> _REQUIRED TASK_
Pull each line holding the word "true" from the data.
======== DATASET RECORDS ========
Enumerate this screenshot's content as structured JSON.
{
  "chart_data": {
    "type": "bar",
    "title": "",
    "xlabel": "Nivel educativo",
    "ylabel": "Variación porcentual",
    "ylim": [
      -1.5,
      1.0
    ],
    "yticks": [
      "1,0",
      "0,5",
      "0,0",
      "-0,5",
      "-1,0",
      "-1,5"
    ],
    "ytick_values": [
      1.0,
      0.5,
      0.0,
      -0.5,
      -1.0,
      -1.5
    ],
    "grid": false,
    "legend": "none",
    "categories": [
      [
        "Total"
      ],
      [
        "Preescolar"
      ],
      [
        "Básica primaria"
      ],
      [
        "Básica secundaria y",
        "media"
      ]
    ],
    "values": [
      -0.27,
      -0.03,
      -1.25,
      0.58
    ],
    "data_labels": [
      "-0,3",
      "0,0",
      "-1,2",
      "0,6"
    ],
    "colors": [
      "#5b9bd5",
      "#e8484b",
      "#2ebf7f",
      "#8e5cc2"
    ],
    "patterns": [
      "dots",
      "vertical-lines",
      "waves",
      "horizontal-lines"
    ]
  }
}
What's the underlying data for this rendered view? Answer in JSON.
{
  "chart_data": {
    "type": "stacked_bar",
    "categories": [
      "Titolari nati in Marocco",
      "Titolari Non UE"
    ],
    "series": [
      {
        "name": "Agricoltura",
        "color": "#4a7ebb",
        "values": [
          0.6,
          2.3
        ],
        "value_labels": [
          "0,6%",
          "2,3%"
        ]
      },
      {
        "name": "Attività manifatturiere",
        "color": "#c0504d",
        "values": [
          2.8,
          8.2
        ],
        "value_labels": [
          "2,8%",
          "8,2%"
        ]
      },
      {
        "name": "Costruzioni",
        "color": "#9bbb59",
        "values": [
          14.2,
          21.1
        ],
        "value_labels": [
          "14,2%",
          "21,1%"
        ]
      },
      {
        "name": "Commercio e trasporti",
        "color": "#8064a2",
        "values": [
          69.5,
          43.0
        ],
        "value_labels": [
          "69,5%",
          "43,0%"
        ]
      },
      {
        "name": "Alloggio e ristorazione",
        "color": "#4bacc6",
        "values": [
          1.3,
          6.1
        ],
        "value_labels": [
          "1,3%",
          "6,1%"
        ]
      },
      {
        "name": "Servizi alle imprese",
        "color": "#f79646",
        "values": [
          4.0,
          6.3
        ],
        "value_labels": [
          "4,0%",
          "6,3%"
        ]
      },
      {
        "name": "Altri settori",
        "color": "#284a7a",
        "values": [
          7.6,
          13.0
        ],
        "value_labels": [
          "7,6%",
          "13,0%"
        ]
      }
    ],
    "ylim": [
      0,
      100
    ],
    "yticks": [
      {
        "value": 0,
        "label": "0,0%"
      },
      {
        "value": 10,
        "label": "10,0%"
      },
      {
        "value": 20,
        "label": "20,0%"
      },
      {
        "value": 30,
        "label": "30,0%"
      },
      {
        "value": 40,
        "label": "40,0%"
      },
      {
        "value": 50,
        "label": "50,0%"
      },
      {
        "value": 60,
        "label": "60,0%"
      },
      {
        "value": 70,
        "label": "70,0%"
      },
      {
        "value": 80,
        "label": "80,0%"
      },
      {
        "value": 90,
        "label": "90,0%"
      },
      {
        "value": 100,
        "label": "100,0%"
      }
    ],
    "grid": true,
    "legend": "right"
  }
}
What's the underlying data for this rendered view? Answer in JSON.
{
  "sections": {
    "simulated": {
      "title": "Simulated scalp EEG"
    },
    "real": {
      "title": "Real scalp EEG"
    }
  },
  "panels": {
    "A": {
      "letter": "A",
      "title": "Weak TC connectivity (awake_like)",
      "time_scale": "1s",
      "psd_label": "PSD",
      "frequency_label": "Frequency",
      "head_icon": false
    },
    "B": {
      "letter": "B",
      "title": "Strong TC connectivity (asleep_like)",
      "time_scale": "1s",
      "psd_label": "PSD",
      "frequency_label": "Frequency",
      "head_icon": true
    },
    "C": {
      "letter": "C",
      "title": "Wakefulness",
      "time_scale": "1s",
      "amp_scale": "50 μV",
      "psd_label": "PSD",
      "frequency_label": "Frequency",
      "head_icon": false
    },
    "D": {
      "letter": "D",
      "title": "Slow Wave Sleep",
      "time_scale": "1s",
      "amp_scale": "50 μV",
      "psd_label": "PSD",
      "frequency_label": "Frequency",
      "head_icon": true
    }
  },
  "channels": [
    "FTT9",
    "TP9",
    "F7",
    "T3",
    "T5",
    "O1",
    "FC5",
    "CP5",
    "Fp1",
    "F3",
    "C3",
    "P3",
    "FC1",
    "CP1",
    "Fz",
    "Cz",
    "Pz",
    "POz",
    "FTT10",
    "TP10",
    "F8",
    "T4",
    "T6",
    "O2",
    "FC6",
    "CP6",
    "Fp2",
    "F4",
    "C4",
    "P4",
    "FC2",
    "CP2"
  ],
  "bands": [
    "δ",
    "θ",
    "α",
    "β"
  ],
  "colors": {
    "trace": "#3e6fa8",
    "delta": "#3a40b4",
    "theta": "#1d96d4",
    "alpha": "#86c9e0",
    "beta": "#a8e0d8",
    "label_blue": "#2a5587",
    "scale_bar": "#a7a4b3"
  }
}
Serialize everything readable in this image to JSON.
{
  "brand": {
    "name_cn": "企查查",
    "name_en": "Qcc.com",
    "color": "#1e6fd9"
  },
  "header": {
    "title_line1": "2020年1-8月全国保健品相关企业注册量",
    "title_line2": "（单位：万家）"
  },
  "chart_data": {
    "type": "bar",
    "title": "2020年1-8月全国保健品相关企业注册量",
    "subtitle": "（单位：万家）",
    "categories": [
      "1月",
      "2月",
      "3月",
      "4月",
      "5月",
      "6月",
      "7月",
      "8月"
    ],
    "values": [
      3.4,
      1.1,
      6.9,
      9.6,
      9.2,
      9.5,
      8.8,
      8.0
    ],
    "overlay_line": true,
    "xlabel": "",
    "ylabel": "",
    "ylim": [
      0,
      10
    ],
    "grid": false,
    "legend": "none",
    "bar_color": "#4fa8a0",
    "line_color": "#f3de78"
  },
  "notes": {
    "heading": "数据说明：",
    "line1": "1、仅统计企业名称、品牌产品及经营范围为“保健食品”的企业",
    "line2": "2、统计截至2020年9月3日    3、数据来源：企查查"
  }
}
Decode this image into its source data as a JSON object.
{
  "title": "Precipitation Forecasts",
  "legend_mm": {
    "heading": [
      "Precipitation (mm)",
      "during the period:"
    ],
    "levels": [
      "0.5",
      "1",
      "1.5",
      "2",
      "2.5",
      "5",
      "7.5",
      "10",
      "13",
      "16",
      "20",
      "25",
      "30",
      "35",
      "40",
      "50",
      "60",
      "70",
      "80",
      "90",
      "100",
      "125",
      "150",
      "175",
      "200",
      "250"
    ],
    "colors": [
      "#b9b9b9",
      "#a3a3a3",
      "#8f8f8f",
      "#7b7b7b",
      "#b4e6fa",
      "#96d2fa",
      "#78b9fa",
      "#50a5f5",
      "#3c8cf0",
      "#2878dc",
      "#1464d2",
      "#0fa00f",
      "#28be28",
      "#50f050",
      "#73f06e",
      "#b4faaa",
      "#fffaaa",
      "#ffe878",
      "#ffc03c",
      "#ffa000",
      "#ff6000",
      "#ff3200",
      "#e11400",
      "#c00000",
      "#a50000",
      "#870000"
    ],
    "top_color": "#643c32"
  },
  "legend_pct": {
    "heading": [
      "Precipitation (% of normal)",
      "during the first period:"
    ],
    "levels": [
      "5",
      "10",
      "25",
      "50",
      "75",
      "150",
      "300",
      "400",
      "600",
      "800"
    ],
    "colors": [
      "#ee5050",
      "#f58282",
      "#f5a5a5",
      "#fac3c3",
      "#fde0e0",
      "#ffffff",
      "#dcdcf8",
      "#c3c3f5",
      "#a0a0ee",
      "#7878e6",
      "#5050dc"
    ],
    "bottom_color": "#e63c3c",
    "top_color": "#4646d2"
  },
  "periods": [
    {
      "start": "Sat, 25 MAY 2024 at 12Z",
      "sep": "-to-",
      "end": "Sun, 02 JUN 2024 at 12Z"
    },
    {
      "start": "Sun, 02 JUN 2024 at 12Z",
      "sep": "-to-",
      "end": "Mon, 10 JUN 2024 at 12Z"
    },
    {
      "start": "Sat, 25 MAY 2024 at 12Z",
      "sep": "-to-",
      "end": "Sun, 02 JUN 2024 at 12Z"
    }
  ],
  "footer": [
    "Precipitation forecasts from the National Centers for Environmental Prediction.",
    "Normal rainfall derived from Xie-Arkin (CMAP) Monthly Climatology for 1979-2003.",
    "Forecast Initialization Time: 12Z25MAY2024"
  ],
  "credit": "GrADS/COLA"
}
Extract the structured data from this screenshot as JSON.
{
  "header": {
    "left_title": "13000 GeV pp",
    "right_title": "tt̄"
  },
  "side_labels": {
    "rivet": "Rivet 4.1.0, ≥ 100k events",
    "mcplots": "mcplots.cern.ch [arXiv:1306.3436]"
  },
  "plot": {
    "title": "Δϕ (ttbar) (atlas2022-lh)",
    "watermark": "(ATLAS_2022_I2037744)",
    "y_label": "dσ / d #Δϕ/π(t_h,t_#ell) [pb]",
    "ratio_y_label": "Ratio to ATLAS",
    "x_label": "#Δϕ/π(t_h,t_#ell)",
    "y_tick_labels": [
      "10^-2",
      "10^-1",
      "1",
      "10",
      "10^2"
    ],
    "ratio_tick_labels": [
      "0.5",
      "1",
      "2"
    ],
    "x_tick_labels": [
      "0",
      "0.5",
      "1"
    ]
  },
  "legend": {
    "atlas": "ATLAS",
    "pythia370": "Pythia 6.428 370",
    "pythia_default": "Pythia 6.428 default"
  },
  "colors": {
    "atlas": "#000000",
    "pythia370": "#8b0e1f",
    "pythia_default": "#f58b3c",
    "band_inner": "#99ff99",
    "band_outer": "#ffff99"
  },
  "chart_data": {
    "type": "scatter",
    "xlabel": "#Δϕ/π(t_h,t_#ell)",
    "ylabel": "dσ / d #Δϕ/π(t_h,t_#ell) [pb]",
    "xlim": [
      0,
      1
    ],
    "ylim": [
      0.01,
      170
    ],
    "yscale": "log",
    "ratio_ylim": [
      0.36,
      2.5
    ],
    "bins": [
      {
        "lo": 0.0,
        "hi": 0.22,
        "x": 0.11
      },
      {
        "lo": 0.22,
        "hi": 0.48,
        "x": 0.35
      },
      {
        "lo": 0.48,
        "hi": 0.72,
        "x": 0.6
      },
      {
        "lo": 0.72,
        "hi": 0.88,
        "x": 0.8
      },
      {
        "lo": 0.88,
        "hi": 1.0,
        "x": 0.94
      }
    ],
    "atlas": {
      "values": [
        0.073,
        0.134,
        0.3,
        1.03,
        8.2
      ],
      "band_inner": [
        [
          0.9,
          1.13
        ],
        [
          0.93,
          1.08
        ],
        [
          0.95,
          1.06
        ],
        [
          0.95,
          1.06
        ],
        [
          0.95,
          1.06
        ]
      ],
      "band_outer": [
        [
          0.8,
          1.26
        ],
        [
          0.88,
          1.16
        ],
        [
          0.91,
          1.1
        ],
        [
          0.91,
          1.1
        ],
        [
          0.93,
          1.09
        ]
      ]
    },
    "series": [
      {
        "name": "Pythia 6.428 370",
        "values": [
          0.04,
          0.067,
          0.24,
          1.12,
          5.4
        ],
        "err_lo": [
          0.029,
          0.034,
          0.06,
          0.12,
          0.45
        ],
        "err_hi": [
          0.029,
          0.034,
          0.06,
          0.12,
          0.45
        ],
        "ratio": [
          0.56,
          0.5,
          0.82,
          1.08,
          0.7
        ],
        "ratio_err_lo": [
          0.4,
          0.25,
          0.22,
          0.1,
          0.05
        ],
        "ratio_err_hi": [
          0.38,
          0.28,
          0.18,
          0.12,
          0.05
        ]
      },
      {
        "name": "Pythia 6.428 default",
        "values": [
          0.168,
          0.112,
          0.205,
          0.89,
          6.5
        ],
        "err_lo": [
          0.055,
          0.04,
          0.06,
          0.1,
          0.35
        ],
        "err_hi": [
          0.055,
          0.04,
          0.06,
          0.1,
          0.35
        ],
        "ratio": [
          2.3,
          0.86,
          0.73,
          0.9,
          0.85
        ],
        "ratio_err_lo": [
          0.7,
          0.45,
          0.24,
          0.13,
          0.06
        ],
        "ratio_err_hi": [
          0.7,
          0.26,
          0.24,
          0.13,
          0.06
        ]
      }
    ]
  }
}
========
> _ANSWER TO THIS PROBLEM_
    "grid": true,
      "head_icon": true
      "head_icon": true
    "overlay_line": true,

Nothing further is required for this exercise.